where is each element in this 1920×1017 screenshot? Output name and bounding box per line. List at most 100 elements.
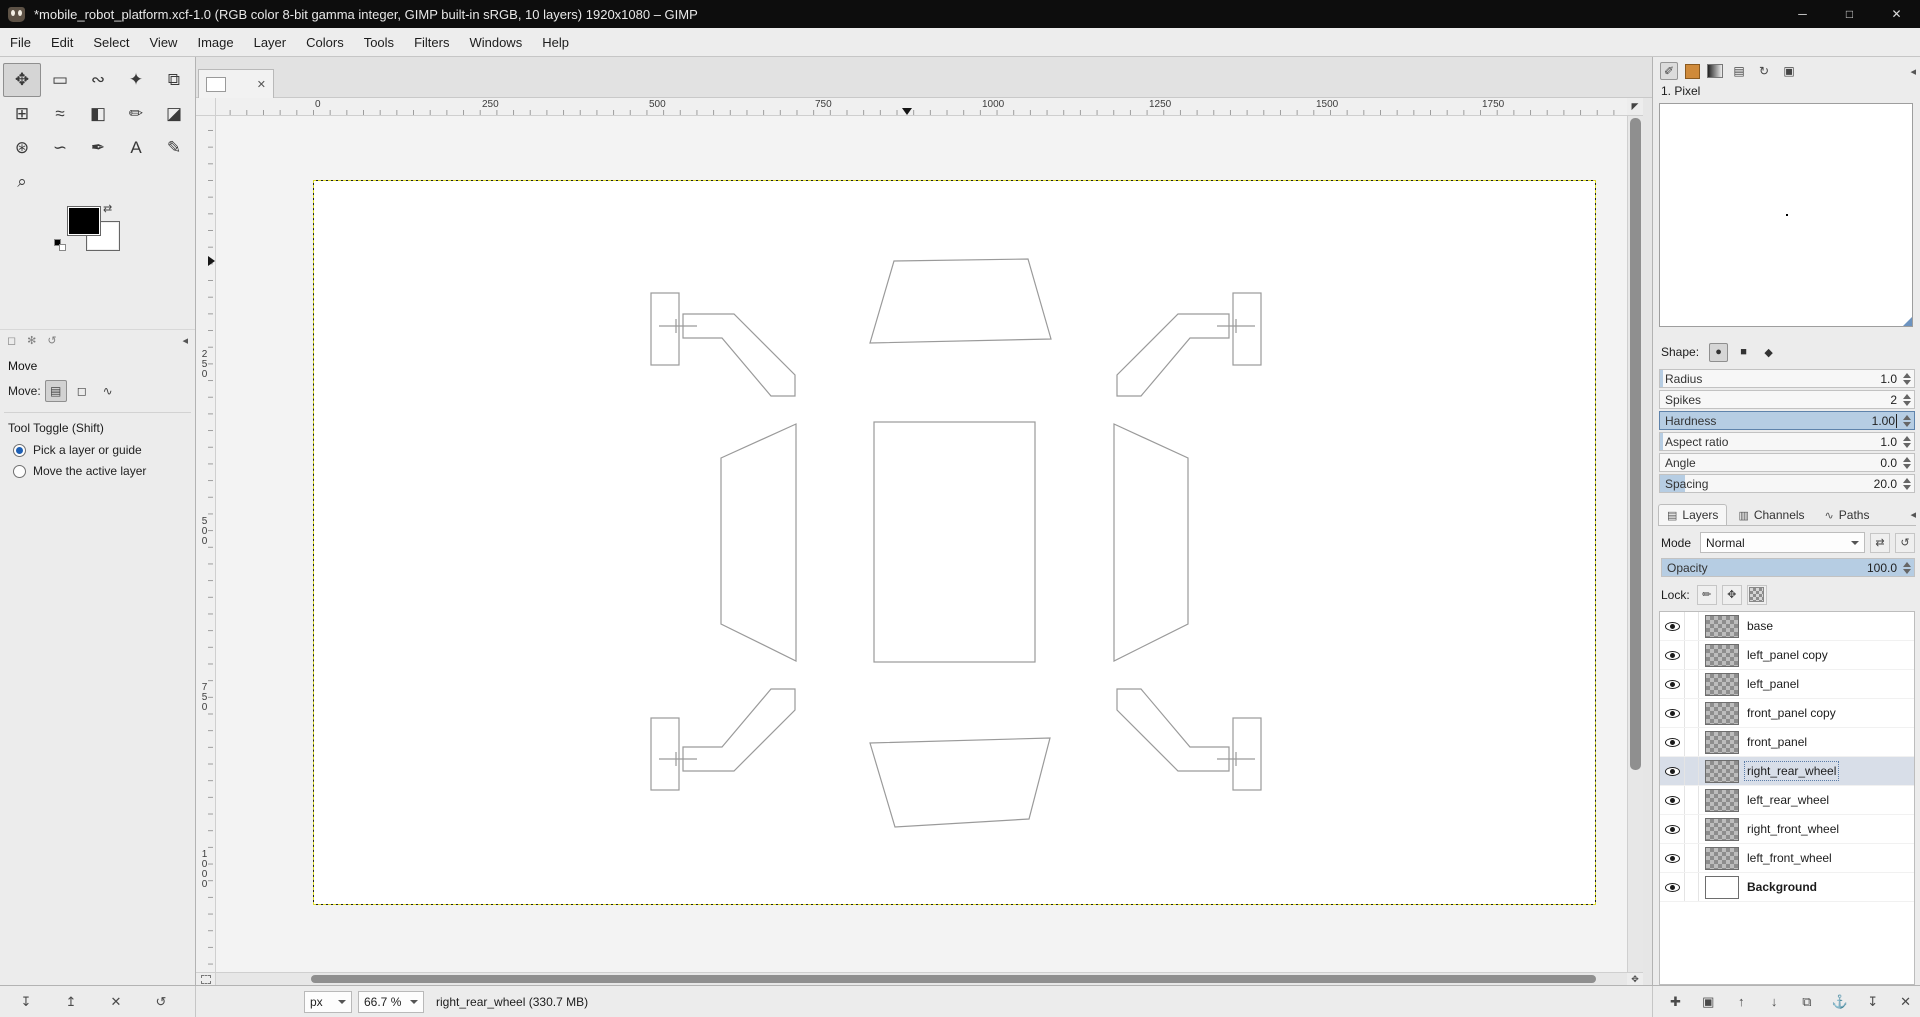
restore-preset-icon[interactable]: ↥ [53, 989, 89, 1015]
visibility-toggle[interactable] [1660, 844, 1685, 872]
layer-row-left-panel-copy[interactable]: left_panel copy [1660, 641, 1914, 670]
mode-dropdown[interactable]: Normal [1700, 532, 1865, 553]
menu-windows[interactable]: Windows [459, 28, 532, 56]
rectangle-select-tool-icon[interactable]: ▭ [41, 63, 79, 97]
dock-collapse-icon[interactable]: ◂ [1910, 508, 1916, 521]
clone-tool-icon[interactable]: ⊛ [3, 131, 41, 165]
layer-thumbnail[interactable] [1705, 672, 1739, 696]
default-colors-icon[interactable] [54, 239, 67, 252]
layer-thumbnail[interactable] [1705, 643, 1739, 667]
layer-name[interactable]: right_rear_wheel [1743, 761, 1840, 781]
lower-layer-icon[interactable]: ↓ [1760, 988, 1789, 1015]
lock-alpha-icon[interactable] [1746, 584, 1767, 605]
delete-preset-icon[interactable]: ✕ [98, 989, 134, 1015]
shape-circle-button[interactable]: ● [1709, 342, 1729, 362]
delete-layer-icon[interactable]: ✕ [1891, 988, 1920, 1015]
brush-preview[interactable] [1659, 103, 1913, 327]
menu-help[interactable]: Help [532, 28, 579, 56]
layer-thumbnail[interactable] [1705, 701, 1739, 725]
warp-transform-tool-icon[interactable]: ≈ [41, 97, 79, 131]
spinner-icon[interactable] [1902, 372, 1911, 385]
radio-pick-layer[interactable]: Pick a layer or guide [0, 440, 195, 461]
raise-layer-icon[interactable]: ↑ [1727, 988, 1756, 1015]
crop-tool-icon[interactable]: ⧉ [155, 63, 193, 97]
hardness-slider[interactable]: Hardness 1.00 [1659, 411, 1915, 430]
chain-cell[interactable] [1685, 612, 1699, 640]
opacity-slider[interactable]: Opacity 100.0 [1661, 558, 1915, 577]
canvas-menu-icon[interactable]: ◤ [1627, 98, 1643, 116]
layer-row-front-panel-copy[interactable]: front_panel copy [1660, 699, 1914, 728]
layer-thumbnail[interactable] [1705, 788, 1739, 812]
history-tab-icon[interactable]: ↻ [1755, 62, 1773, 80]
dock-tab-icon-3[interactable]: ↺ [47, 334, 56, 347]
horizontal-scrollbar[interactable] [216, 972, 1627, 985]
shape-diamond-button[interactable]: ◆ [1759, 343, 1778, 362]
move-layer-button[interactable]: ▤ [44, 380, 67, 402]
spacing-slider[interactable]: Spacing 20.0 [1659, 474, 1915, 493]
layer-thumbnail[interactable] [1705, 730, 1739, 754]
chain-cell[interactable] [1685, 786, 1699, 814]
angle-slider[interactable]: Angle 0.0 [1659, 453, 1915, 472]
layer-name[interactable]: Background [1747, 880, 1817, 894]
smudge-tool-icon[interactable]: ∽ [41, 131, 79, 165]
layer-thumbnail[interactable] [1705, 614, 1739, 638]
layer-thumbnail[interactable] [1705, 817, 1739, 841]
move-selection-button[interactable]: ◻ [71, 380, 93, 402]
radius-slider[interactable]: Radius 1.0 [1659, 369, 1915, 388]
radio-button-unselected[interactable] [13, 464, 26, 478]
layer-row-left-rear-wheel[interactable]: left_rear_wheel [1660, 786, 1914, 815]
eraser-tool-icon[interactable]: ◪ [155, 97, 193, 131]
foreground-color-swatch[interactable] [67, 206, 101, 236]
layer-name[interactable]: front_panel copy [1747, 706, 1836, 720]
tab-channels[interactable]: ▥ Channels [1729, 504, 1813, 525]
new-group-icon[interactable]: ▣ [1694, 988, 1723, 1015]
free-select-tool-icon[interactable]: ∾ [79, 63, 117, 97]
spinner-icon[interactable] [1902, 414, 1911, 427]
move-path-button[interactable]: ∿ [97, 380, 119, 402]
anchor-layer-icon[interactable]: ⚓ [1825, 988, 1854, 1015]
bucket-fill-tool-icon[interactable]: ◧ [79, 97, 117, 131]
visibility-toggle[interactable] [1660, 612, 1685, 640]
lock-position-icon[interactable]: ✥ [1721, 584, 1742, 605]
unit-dropdown[interactable]: px [304, 991, 352, 1013]
visibility-toggle[interactable] [1660, 757, 1685, 785]
visibility-toggle[interactable] [1660, 786, 1685, 814]
layer-name[interactable]: base [1747, 619, 1773, 633]
zoom-dropdown[interactable]: 66.7 % [358, 991, 424, 1013]
dock-collapse-icon[interactable]: ◂ [182, 334, 188, 347]
dock-collapse-icon[interactable]: ◂ [1910, 65, 1916, 78]
merge-down-icon[interactable]: ↧ [1858, 988, 1887, 1015]
shape-square-button[interactable]: ■ [1734, 343, 1753, 362]
lock-pixels-icon[interactable]: ✏ [1696, 584, 1717, 605]
mode-reset-icon[interactable]: ↺ [1895, 532, 1915, 553]
horizontal-scrollbar-thumb[interactable] [311, 975, 1596, 983]
menu-select[interactable]: Select [83, 28, 139, 56]
spinner-icon[interactable] [1902, 393, 1911, 406]
vertical-scrollbar-thumb[interactable] [1630, 118, 1641, 770]
aspect-ratio-slider[interactable]: Aspect ratio 1.0 [1659, 432, 1915, 451]
chain-cell[interactable] [1685, 670, 1699, 698]
patterns-tab-icon[interactable] [1685, 63, 1700, 79]
navigation-icon[interactable]: ✥ [1627, 972, 1643, 985]
tab-paths[interactable]: ∿ Paths [1816, 504, 1879, 525]
menu-edit[interactable]: Edit [41, 28, 83, 56]
horizontal-ruler[interactable]: 0 250 500 750 1000 1250 1500 1750 [216, 98, 1627, 116]
menu-tools[interactable]: Tools [354, 28, 404, 56]
move-tool-icon[interactable]: ✥ [3, 63, 41, 97]
canvas-viewport[interactable] [216, 116, 1627, 972]
layer-name[interactable]: left_rear_wheel [1747, 793, 1829, 807]
layer-thumbnail[interactable] [1705, 759, 1739, 783]
canvas-page[interactable] [313, 180, 1596, 905]
vertical-scrollbar[interactable] [1627, 116, 1643, 972]
swap-colors-icon[interactable]: ⇄ [103, 202, 112, 215]
new-layer-icon[interactable]: ✚ [1661, 988, 1690, 1015]
layer-name[interactable]: left_panel copy [1747, 648, 1828, 662]
menu-view[interactable]: View [140, 28, 188, 56]
unified-transform-tool-icon[interactable]: ⊞ [3, 97, 41, 131]
visibility-toggle[interactable] [1660, 641, 1685, 669]
layer-row-background[interactable]: Background [1660, 873, 1914, 902]
visibility-toggle[interactable] [1660, 670, 1685, 698]
radio-button-selected[interactable] [13, 443, 26, 457]
resize-grip-icon[interactable] [1903, 317, 1912, 326]
duplicate-layer-icon[interactable]: ⧉ [1793, 988, 1822, 1015]
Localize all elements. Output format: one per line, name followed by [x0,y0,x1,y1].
###
• _TASK BRIEF_: Swap "layer-thumbnail" for "layer-preview" in the lines starting at the one that contains "restore-preset-icon[interactable]: ↥ [53, 989, 89, 1015]" and ending at the one that contains "opacity-slider[interactable]: Opacity 100.0". Return only those lines, with nothing else changed.

• _WORKED SOLUTION_:
restore-preset-icon[interactable]: ↥ [53, 989, 89, 1015]
visibility-toggle[interactable] [1660, 844, 1685, 872]
layer-row-left-panel-copy[interactable]: left_panel copy [1660, 641, 1914, 670]
mode-dropdown[interactable]: Normal [1700, 532, 1865, 553]
menu-windows[interactable]: Windows [459, 28, 532, 56]
rectangle-select-tool-icon[interactable]: ▭ [41, 63, 79, 97]
dock-collapse-icon[interactable]: ◂ [1910, 508, 1916, 521]
clone-tool-icon[interactable]: ⊛ [3, 131, 41, 165]
layer-preview[interactable] [1705, 672, 1739, 696]
default-colors-icon[interactable] [54, 239, 67, 252]
layer-preview[interactable] [1705, 643, 1739, 667]
layer-name[interactable]: right_rear_wheel [1743, 761, 1840, 781]
lower-layer-icon[interactable]: ↓ [1760, 988, 1789, 1015]
lock-alpha-icon[interactable] [1746, 584, 1767, 605]
delete-preset-icon[interactable]: ✕ [98, 989, 134, 1015]
shape-circle-button[interactable]: ● [1709, 342, 1729, 362]
delete-layer-icon[interactable]: ✕ [1891, 988, 1920, 1015]
brush-preview[interactable] [1659, 103, 1913, 327]
menu-help[interactable]: Help [532, 28, 579, 56]
layer-preview[interactable] [1705, 701, 1739, 725]
warp-transform-tool-icon[interactable]: ≈ [41, 97, 79, 131]
spinner-icon[interactable] [1902, 372, 1911, 385]
radio-pick-layer[interactable]: Pick a layer or guide [0, 440, 195, 461]
raise-layer-icon[interactable]: ↑ [1727, 988, 1756, 1015]
crop-tool-icon[interactable]: ⧉ [155, 63, 193, 97]
hardness-slider[interactable]: Hardness 1.00 [1659, 411, 1915, 430]
chain-cell[interactable] [1685, 612, 1699, 640]
opacity-slider[interactable]: Opacity 100.0 [1661, 558, 1915, 577]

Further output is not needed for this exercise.